Read the lines that follow and pick out every one containing the word "yellow".
□ □ □ □
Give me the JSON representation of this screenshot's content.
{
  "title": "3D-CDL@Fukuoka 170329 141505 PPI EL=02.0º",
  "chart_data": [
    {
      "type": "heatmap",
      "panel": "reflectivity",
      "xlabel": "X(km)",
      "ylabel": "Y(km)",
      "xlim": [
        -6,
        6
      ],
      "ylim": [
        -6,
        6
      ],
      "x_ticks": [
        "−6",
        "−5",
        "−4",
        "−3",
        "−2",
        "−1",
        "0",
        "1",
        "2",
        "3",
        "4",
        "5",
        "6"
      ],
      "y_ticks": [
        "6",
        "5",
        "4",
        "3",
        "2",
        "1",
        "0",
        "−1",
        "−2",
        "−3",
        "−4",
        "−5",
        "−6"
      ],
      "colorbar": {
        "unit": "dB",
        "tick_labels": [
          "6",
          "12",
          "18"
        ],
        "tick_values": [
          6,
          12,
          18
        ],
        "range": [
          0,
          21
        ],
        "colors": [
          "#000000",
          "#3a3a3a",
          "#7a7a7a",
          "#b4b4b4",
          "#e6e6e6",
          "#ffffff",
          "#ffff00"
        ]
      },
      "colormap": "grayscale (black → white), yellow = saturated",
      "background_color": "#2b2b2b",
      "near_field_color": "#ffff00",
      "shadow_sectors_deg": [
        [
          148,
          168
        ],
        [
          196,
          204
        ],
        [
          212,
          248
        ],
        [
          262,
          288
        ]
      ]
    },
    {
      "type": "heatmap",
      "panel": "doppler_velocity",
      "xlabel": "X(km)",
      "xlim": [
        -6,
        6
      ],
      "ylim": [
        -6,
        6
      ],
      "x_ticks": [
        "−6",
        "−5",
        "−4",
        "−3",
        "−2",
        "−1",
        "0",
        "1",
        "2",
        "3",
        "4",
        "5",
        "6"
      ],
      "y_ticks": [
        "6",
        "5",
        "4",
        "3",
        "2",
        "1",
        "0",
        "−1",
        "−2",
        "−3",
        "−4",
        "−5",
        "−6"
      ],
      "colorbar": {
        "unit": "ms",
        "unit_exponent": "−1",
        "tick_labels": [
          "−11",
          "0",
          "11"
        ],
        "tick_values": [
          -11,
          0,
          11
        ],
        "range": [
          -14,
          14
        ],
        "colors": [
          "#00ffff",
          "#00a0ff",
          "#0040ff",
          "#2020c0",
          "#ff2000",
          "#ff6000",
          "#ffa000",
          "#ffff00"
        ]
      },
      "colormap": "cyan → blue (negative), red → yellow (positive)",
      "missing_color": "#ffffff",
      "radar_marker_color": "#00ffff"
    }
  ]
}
□ □ □ □
→ Written response:
      "colormap": "grayscale (black → white), yellow = saturated",
      "colormap": "cyan → blue (negative), red → yellow (positive)",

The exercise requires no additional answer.